Short problem
Find the word "right" in the data. Return every line where it appears.

(Records that describe figures)
================================
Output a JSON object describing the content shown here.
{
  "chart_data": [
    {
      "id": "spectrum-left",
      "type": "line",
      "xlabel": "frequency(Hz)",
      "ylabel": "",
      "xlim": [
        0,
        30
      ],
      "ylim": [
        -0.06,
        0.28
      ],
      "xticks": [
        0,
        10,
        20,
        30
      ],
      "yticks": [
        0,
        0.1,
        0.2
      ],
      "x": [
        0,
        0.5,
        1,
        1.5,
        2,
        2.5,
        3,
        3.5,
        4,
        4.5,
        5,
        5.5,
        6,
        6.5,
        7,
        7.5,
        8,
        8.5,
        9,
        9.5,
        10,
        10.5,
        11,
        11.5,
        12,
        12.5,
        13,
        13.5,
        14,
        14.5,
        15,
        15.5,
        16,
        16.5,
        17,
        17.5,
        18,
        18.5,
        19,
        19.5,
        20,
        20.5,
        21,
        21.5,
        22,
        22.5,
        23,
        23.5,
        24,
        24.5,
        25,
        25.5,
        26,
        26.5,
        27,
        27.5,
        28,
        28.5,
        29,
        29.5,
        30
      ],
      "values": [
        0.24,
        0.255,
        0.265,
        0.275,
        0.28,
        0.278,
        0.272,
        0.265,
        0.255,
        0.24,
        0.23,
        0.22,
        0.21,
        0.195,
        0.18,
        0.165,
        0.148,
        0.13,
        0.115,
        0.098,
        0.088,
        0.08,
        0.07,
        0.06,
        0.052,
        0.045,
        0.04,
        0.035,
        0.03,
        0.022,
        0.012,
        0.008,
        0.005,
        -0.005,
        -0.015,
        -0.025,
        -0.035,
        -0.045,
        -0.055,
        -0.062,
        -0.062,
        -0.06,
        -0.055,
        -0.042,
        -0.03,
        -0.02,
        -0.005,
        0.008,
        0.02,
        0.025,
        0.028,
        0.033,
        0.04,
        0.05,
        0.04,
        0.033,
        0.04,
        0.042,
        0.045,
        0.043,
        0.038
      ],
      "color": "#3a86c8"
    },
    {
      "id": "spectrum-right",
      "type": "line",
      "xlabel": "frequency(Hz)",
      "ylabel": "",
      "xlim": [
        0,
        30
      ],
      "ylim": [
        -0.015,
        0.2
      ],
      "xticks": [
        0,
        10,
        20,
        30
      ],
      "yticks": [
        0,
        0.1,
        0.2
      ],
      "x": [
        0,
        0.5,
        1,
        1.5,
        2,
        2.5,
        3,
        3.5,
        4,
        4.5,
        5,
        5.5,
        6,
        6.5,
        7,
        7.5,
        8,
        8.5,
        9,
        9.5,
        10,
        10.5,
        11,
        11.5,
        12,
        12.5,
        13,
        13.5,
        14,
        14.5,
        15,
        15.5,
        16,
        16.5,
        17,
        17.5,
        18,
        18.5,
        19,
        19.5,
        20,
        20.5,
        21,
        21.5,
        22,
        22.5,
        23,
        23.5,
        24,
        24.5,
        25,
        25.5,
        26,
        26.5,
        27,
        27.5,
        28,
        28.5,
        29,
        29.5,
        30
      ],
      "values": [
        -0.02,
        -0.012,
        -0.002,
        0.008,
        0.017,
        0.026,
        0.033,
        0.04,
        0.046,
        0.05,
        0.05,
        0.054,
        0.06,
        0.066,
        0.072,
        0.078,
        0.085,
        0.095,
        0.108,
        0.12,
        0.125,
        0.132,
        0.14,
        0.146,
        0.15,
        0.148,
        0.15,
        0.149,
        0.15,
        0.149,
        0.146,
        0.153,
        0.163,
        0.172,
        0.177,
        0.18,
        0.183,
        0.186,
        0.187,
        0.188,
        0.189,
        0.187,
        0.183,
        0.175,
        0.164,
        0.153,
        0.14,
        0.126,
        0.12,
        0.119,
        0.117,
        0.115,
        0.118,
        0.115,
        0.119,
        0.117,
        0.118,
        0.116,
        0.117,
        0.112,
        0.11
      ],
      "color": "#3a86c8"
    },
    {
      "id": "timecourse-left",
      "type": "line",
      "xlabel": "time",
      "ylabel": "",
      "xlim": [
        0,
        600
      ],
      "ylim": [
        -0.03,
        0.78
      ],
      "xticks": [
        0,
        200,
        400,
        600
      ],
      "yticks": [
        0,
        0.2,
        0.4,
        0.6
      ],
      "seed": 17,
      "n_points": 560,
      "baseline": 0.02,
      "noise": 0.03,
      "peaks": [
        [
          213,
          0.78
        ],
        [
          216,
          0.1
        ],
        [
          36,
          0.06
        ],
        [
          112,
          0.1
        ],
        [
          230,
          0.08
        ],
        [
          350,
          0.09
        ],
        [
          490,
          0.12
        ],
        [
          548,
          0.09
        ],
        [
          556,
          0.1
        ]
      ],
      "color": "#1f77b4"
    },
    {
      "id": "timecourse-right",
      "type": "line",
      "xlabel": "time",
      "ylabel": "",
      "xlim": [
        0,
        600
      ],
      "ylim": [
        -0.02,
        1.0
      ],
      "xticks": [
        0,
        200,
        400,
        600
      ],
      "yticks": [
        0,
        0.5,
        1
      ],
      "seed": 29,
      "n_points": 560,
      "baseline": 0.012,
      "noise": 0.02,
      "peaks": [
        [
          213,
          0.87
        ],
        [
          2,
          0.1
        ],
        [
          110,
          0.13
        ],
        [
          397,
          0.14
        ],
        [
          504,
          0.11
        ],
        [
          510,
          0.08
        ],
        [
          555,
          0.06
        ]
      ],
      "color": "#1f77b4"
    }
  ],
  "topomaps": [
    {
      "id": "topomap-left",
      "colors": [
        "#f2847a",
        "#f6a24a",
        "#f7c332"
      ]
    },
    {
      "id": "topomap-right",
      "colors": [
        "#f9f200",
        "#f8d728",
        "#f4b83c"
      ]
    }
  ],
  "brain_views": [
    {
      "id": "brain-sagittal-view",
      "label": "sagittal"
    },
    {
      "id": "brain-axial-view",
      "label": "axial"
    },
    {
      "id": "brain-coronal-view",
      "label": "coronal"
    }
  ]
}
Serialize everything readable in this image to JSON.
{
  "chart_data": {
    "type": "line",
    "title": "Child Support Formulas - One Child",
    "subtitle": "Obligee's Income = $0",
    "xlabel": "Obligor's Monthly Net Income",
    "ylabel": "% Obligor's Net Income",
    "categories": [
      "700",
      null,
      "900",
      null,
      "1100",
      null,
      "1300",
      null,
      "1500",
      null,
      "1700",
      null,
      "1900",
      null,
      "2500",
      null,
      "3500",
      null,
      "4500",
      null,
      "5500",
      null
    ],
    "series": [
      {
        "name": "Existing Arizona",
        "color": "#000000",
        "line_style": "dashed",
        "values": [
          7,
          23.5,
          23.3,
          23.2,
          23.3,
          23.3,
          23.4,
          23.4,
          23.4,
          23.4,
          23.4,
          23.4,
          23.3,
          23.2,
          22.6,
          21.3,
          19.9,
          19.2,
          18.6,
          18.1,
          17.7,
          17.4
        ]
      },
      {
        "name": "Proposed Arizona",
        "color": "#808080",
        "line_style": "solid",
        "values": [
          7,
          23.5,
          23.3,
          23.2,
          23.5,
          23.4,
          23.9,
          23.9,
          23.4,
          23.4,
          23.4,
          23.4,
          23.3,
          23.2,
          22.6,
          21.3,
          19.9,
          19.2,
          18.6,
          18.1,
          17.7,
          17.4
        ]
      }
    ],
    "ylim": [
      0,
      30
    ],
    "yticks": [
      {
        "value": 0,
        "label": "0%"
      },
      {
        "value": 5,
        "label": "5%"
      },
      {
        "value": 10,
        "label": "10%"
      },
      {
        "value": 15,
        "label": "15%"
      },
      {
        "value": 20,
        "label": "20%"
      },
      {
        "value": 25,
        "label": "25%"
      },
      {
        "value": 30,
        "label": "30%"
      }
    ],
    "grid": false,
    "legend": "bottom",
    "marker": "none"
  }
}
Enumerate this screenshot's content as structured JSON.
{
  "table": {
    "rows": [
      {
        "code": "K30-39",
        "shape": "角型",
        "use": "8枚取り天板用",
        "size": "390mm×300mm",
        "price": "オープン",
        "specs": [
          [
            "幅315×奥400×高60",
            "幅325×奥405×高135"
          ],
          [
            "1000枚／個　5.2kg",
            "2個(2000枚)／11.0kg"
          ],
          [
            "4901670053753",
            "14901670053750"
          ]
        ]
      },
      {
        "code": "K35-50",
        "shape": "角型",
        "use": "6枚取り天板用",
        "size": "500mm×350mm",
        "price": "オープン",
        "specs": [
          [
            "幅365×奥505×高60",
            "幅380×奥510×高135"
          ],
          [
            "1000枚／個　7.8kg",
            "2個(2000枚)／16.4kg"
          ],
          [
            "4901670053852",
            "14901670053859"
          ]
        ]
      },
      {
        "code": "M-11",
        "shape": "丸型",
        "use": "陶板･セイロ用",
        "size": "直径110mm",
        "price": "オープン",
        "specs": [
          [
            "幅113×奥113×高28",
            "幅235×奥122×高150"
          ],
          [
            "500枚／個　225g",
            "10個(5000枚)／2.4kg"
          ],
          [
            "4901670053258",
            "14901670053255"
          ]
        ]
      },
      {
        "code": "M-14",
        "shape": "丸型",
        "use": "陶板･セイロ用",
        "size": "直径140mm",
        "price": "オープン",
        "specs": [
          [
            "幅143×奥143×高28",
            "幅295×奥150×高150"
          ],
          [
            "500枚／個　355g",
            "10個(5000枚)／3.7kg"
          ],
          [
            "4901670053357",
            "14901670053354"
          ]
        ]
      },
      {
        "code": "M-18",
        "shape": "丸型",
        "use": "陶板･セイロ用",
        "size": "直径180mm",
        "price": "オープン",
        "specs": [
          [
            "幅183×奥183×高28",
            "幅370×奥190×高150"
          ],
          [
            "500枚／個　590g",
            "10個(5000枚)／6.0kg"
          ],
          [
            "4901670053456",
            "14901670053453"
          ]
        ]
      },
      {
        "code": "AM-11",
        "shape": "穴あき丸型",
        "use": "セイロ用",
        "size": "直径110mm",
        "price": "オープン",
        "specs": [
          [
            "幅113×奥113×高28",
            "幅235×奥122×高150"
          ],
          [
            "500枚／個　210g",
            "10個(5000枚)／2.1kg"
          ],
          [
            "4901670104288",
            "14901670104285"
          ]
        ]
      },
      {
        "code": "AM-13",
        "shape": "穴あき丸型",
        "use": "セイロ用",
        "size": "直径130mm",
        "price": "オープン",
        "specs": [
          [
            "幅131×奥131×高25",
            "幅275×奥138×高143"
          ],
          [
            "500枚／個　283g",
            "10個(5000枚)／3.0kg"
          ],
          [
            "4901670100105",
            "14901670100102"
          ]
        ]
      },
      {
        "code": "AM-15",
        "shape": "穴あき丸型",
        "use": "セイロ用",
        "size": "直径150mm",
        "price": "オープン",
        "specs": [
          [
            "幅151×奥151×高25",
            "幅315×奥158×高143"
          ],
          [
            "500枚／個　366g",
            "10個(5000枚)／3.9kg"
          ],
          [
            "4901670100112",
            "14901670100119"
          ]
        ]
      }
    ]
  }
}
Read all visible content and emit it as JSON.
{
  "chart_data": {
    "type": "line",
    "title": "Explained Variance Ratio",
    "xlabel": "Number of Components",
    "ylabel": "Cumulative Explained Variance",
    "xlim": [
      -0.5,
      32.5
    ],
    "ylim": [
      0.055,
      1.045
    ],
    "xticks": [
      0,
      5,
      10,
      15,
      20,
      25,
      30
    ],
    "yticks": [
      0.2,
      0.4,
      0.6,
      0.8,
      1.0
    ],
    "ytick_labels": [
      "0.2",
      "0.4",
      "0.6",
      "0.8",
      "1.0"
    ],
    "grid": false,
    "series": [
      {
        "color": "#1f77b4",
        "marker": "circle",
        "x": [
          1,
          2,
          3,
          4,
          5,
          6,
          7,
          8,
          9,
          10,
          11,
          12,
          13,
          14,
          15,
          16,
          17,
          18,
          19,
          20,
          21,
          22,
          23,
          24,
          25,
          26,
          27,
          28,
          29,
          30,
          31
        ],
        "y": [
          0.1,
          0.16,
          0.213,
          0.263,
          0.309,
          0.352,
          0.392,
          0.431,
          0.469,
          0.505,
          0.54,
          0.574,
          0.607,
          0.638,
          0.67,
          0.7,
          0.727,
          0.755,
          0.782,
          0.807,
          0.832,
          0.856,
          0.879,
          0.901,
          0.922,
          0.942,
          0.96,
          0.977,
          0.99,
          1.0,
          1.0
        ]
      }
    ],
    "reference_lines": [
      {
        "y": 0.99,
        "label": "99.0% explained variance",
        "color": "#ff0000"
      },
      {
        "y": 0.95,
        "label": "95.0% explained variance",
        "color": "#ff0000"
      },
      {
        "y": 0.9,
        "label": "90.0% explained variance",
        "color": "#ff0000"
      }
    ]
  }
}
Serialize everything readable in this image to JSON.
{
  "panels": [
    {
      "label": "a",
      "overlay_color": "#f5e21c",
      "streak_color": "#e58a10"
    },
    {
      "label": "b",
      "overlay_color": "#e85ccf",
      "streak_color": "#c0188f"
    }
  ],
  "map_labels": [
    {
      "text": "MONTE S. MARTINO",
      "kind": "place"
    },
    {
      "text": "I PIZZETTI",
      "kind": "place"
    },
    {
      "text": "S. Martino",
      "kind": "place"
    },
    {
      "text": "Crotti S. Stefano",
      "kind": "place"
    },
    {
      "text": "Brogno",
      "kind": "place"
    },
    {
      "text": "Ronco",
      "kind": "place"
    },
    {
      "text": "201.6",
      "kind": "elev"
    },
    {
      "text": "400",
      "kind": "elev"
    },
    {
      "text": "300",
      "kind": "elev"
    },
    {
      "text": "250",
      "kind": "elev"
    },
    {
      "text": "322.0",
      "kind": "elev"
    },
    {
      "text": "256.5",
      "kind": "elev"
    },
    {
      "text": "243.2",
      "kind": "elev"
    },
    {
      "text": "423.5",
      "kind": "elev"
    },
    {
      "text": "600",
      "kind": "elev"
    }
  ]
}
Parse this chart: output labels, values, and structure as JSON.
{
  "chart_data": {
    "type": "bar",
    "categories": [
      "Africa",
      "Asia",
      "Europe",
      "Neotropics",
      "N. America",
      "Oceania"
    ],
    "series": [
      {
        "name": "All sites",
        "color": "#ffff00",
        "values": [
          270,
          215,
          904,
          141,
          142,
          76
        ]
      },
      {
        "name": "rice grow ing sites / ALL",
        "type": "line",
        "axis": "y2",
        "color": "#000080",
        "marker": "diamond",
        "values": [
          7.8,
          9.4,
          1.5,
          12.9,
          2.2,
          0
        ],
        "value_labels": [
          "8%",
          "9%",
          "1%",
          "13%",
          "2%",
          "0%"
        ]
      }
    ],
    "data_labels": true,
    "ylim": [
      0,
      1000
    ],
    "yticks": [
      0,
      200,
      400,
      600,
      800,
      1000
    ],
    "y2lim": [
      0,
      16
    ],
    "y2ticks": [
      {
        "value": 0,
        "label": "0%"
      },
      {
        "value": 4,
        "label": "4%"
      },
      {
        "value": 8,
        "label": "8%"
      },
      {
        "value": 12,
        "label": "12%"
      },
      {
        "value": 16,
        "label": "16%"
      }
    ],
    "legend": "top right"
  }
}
================================
The solution
      "id": "spectrum-right",
      "id": "timecourse-right",
      "id": "topomap-right",
    "legend": "top right"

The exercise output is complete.